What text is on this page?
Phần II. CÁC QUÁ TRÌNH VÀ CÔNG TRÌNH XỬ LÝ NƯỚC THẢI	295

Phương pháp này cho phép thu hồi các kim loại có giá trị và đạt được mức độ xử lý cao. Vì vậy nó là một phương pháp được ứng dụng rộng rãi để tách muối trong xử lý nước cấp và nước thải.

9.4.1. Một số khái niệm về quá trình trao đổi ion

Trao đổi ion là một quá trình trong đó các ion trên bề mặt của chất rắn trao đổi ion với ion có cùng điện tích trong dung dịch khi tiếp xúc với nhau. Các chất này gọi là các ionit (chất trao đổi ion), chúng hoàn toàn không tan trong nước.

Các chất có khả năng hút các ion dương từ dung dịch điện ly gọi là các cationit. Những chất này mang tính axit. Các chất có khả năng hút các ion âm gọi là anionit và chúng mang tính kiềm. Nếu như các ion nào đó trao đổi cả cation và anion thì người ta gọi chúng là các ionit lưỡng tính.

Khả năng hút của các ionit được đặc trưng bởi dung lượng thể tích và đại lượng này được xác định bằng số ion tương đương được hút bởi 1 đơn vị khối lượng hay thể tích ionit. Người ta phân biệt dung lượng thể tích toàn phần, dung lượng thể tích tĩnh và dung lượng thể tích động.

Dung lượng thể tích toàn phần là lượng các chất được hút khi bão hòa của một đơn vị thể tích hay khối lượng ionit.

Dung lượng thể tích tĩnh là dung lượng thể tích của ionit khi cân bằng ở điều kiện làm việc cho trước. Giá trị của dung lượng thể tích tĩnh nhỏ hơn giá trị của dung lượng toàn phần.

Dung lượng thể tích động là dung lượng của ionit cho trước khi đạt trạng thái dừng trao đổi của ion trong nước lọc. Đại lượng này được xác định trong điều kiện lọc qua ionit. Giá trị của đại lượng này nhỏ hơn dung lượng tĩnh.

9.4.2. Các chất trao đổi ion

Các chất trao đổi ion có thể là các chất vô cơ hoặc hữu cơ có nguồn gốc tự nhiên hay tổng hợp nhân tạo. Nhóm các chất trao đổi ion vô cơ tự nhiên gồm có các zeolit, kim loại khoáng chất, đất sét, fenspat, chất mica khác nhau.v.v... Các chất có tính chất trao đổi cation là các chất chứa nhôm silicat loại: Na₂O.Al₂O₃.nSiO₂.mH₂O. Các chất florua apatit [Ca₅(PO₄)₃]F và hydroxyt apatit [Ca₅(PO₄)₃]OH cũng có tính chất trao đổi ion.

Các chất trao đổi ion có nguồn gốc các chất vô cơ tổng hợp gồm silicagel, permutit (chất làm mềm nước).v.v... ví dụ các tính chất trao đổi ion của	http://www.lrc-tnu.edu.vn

────────────────────

• **WORK TO COMPLETE**: Look through the material above and pick out each line holding the word "bằng".

• **SOLUTION FOR THIS PROBLEM**:
Khả năng hút của các ionit được đặc trưng bởi dung lượng thể tích và đại lượng này được xác định bằng số ion tương đương được hút bởi 1 đơn vị khối lượng hay thể tích ionit. Người ta phân biệt dung lượng thể tích toàn phần, dung lượng thể tích tĩnh và dung lượng thể tích động.
Dung lượng thể tích tĩnh là dung lượng thể tích của ionit khi cân bằng ở điều kiện làm việc cho trước. Giá trị của dung lượng thể tích tĩnh nhỏ hơn giá trị của dung lượng toàn phần.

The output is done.